Collected data
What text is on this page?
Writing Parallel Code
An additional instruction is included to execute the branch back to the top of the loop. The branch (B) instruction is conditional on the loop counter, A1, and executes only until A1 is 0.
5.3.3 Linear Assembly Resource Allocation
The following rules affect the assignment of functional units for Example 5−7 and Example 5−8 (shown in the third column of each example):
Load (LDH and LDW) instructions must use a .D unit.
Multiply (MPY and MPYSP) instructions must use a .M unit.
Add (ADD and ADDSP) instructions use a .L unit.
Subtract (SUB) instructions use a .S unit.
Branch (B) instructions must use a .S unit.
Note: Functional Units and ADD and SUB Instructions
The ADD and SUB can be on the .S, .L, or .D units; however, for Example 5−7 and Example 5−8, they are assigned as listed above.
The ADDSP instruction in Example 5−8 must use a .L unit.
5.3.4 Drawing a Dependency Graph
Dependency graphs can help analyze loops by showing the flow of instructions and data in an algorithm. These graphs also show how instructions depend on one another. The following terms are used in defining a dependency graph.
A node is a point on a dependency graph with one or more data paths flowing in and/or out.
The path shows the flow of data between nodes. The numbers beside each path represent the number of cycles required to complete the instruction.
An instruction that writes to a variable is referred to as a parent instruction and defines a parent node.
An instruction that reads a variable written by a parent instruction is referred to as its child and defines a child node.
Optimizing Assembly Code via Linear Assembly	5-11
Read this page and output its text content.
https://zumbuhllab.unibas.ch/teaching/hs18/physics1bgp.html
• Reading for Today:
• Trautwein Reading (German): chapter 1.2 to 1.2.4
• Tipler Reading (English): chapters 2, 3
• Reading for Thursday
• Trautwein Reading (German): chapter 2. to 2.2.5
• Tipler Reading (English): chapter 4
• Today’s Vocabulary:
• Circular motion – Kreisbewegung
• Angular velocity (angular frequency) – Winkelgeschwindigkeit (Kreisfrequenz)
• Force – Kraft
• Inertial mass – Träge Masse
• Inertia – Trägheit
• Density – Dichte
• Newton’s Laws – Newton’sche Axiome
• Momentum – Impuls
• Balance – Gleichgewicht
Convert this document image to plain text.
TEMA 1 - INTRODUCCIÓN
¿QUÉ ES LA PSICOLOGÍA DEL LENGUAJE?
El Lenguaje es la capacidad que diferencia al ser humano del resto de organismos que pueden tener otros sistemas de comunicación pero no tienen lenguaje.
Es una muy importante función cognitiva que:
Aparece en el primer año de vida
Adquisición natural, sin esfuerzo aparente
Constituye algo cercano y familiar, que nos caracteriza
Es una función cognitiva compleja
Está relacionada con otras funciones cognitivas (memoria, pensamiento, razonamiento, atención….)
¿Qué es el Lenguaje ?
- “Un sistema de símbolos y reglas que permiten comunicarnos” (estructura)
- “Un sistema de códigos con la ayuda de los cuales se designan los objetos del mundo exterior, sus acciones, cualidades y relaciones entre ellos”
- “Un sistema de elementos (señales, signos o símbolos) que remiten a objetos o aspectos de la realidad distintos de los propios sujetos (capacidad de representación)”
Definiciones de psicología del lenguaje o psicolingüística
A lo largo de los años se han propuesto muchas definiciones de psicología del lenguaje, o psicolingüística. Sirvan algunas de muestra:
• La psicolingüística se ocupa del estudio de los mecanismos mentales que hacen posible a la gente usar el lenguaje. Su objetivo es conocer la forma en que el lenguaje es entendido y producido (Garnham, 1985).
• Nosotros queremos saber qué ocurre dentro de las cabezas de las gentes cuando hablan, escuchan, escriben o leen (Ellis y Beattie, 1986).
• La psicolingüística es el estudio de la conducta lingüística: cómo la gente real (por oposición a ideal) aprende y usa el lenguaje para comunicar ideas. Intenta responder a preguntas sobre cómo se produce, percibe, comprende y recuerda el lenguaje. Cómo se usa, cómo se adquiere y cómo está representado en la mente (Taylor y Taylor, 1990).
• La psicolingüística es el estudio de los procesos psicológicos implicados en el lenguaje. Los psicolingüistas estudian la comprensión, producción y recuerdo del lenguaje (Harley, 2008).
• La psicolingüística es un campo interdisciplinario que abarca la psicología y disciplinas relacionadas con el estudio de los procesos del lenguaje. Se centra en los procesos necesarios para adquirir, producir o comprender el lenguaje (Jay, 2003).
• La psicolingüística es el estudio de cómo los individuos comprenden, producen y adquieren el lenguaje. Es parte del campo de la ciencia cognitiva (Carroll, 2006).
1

__What needs to be done__: Find every line in the records above that holds the word "Trautwein", and copy each one.

__Finished task__:
• Trautwein Reading (German): chapter 1.2 to 1.2.4
• Trautwein Reading (German): chapter 2. to 2.2.5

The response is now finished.